▶ [Direction]:
Return every entry exactly.

Stored items from a collection:
- - - - - - -

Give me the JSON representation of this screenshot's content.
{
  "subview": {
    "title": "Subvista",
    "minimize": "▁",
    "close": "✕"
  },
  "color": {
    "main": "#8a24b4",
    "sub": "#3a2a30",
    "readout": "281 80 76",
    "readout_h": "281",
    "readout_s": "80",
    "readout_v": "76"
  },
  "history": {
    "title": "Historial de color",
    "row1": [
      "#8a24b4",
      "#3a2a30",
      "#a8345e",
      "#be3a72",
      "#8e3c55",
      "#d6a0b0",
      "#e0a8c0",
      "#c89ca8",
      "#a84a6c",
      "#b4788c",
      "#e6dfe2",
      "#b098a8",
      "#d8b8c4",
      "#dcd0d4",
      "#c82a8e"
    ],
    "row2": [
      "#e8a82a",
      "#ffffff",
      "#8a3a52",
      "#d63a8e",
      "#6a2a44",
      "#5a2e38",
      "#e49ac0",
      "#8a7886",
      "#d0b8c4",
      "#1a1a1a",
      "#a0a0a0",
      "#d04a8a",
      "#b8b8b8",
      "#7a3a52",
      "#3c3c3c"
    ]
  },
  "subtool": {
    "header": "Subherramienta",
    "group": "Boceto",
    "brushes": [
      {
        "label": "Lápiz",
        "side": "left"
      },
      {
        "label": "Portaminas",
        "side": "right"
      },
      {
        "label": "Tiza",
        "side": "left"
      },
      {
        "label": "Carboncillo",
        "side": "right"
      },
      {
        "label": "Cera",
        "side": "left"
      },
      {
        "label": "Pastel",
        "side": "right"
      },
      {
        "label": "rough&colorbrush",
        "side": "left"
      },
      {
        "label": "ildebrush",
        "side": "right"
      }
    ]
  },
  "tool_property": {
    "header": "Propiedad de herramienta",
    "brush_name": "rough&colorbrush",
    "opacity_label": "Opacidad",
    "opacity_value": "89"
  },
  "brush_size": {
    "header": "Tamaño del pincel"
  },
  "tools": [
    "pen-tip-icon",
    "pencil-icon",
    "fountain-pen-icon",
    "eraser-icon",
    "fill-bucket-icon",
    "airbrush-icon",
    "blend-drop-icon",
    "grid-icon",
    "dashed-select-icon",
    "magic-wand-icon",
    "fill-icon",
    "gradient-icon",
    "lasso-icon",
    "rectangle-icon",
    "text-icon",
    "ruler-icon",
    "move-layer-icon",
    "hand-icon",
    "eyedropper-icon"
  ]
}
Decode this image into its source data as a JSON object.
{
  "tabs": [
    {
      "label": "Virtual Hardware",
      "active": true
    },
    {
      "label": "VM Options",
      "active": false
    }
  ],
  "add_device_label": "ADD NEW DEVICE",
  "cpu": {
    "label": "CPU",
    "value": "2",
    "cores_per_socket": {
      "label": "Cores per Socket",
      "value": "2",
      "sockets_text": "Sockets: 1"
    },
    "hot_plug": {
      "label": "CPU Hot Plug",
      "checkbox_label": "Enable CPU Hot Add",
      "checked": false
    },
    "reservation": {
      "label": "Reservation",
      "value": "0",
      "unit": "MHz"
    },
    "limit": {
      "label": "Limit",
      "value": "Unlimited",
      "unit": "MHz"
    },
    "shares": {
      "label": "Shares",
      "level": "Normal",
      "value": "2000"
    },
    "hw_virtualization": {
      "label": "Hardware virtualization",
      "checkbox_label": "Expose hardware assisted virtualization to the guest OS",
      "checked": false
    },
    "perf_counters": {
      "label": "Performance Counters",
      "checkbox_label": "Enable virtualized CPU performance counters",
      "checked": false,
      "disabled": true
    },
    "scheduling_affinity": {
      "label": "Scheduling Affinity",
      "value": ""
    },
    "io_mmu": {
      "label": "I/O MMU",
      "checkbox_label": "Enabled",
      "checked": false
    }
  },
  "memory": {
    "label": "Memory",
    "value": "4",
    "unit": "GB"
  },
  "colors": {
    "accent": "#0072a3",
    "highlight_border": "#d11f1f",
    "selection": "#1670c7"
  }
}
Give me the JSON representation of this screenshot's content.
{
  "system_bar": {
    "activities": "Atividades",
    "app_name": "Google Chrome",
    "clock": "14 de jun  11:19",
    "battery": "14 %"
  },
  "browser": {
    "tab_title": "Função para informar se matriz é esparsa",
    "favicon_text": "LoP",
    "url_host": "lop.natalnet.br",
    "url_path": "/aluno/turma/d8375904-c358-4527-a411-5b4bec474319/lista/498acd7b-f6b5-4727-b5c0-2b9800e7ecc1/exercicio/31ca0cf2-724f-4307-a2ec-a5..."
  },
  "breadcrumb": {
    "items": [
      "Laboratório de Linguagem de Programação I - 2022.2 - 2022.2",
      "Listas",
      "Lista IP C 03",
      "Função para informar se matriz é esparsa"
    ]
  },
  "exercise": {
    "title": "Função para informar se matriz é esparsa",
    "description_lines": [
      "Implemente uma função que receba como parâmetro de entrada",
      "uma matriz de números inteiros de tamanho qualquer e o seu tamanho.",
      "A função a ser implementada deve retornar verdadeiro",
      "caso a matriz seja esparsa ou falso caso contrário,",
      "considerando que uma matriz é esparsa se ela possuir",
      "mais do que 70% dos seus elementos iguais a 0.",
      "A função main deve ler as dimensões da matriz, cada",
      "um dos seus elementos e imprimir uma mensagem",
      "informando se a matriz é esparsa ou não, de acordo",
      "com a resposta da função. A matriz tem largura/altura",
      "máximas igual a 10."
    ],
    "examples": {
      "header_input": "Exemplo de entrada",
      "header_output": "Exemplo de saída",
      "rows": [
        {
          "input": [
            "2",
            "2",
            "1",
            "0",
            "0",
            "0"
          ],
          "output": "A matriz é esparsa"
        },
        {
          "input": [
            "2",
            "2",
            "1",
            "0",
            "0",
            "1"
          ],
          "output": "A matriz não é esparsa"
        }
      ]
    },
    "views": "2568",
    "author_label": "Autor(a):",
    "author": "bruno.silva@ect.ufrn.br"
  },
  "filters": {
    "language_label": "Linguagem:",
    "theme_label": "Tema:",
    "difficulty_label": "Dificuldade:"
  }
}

- - - - - - -

▶ [Result of the task]:
Give me the JSON representation of this screenshot's content.
{
  "subview": {
    "title": "Subvista",
    "minimize": "▁",
    "close": "✕"
  },
  "color": {
    "main": "#8a24b4",
    "sub": "#3a2a30",
    "readout": "281 80 76",
    "readout_h": "281",
    "readout_s": "80",
    "readout_v": "76"
  },
  "history": {
    "title": "Historial de color",
    "row1": [
      "#8a24b4",
      "#3a2a30",
      "#a8345e",
      "#be3a72",
      "#8e3c55",
      "#d6a0b0",
      "#e0a8c0",
      "#c89ca8",
      "#a84a6c",
      "#b4788c",
      "#e6dfe2",
      "#b098a8",
      "#d8b8c4",
      "#dcd0d4",
      "#c82a8e"
    ],
    "row2": [
      "#e8a82a",
      "#ffffff",
      "#8a3a52",
      "#d63a8e",
      "#6a2a44",
      "#5a2e38",
      "#e49ac0",
      "#8a7886",
      "#d0b8c4",
      "#1a1a1a",
      "#a0a0a0",
      "#d04a8a",
      "#b8b8b8",
      "#7a3a52",
      "#3c3c3c"
    ]
  },
  "subtool": {
    "header": "Subherramienta",
    "group": "Boceto",
    "brushes": [
      {
        "label": "Lápiz",
        "side": "left"
      },
      {
        "label": "Portaminas",
        "side": "right"
      },
      {
        "label": "Tiza",
        "side": "left"
      },
      {
        "label": "Carboncillo",
        "side": "right"
      },
      {
        "label": "Cera",
        "side": "left"
      },
      {
        "label": "Pastel",
        "side": "right"
      },
      {
        "label": "rough&colorbrush",
        "side": "left"
      },
      {
        "label": "ildebrush",
        "side": "right"
      }
    ]
  },
  "tool_property": {
    "header": "Propiedad de herramienta",
    "brush_name": "rough&colorbrush",
    "opacity_label": "Opacidad",
    "opacity_value": "89"
  },
  "brush_size": {
    "header": "Tamaño del pincel"
  },
  "tools": [
    "pen-tip-icon",
    "pencil-icon",
    "fountain-pen-icon",
    "eraser-icon",
    "fill-bucket-icon",
    "airbrush-icon",
    "blend-drop-icon",
    "grid-icon",
    "dashed-select-icon",
    "magic-wand-icon",
    "fill-icon",
    "gradient-icon",
    "lasso-icon",
    "rectangle-icon",
    "text-icon",
    "ruler-icon",
    "move-layer-icon",
    "hand-icon",
    "eyedropper-icon"
  ]
}
Decode this image into its source data as a JSON object.
{
  "tabs": [
    {
      "label": "Virtual Hardware",
      "active": true
    },
    {
      "label": "VM Options",
      "active": false
    }
  ],
  "add_device_label": "ADD NEW DEVICE",
  "cpu": {
    "label": "CPU",
    "value": "2",
    "cores_per_socket": {
      "label": "Cores per Socket",
      "value": "2",
      "sockets_text": "Sockets: 1"
    },
    "hot_plug": {
      "label": "CPU Hot Plug",
      "checkbox_label": "Enable CPU Hot Add",
      "checked": false
    },
    "reservation": {
      "label": "Reservation",
      "value": "0",
      "unit": "MHz"
    },
    "limit": {
      "label": "Limit",
      "value": "Unlimited",
      "unit": "MHz"
    },
    "shares": {
      "label": "Shares",
      "level": "Normal",
      "value": "2000"
    },
    "hw_virtualization": {
      "label": "Hardware virtualization",
      "checkbox_label": "Expose hardware assisted virtualization to the guest OS",
      "checked": false
    },
    "perf_counters": {
      "label": "Performance Counters",
      "checkbox_label": "Enable virtualized CPU performance counters",
      "checked": false,
      "disabled": true
    },
    "scheduling_affinity": {
      "label": "Scheduling Affinity",
      "value": ""
    },
    "io_mmu": {
      "label": "I/O MMU",
      "checkbox_label": "Enabled",
      "checked": false
    }
  },
  "memory": {
    "label": "Memory",
    "value": "4",
    "unit": "GB"
  },
  "colors": {
    "accent": "#0072a3",
    "highlight_border": "#d11f1f",
    "selection": "#1670c7"
  }
}
Give me the JSON representation of this screenshot's content.
{
  "system_bar": {
    "activities": "Atividades",
    "app_name": "Google Chrome",
    "clock": "14 de jun  11:19",
    "battery": "14 %"
  },
  "browser": {
    "tab_title": "Função para informar se matriz é esparsa",
    "favicon_text": "LoP",
    "url_host": "lop.natalnet.br",
    "url_path": "/aluno/turma/d8375904-c358-4527-a411-5b4bec474319/lista/498acd7b-f6b5-4727-b5c0-2b9800e7ecc1/exercicio/31ca0cf2-724f-4307-a2ec-a5..."
  },
  "breadcrumb": {
    "items": [
      "Laboratório de Linguagem de Programação I - 2022.2 - 2022.2",
      "Listas",
      "Lista IP C 03",
      "Função para informar se matriz é esparsa"
    ]
  },
  "exercise": {
    "title": "Função para informar se matriz é esparsa",
    "description_lines": [
      "Implemente uma função que receba como parâmetro de entrada",
      "uma matriz de números inteiros de tamanho qualquer e o seu tamanho.",
      "A função a ser implementada deve retornar verdadeiro",
      "caso a matriz seja esparsa ou falso caso contrário,",
      "considerando que uma matriz é esparsa se ela possuir",
      "mais do que 70% dos seus elementos iguais a 0.",
      "A função main deve ler as dimensões da matriz, cada",
      "um dos seus elementos e imprimir uma mensagem",
      "informando se a matriz é esparsa ou não, de acordo",
      "com a resposta da função. A matriz tem largura/altura",
      "máximas igual a 10."
    ],
    "examples": {
      "header_input": "Exemplo de entrada",
      "header_output": "Exemplo de saída",
      "rows": [
        {
          "input": [
            "2",
            "2",
            "1",
            "0",
            "0",
            "0"
          ],
          "output": "A matriz é esparsa"
        },
        {
          "input": [
            "2",
            "2",
            "1",
            "0",
            "0",
            "1"
          ],
          "output": "A matriz não é esparsa"
        }
      ]
    },
    "views": "2568",
    "author_label": "Autor(a):",
    "author": "bruno.silva@ect.ufrn.br"
  },
  "filters": {
    "language_label": "Linguagem:",
    "theme_label": "Tema:",
    "difficulty_label": "Dificuldade:"
  }
}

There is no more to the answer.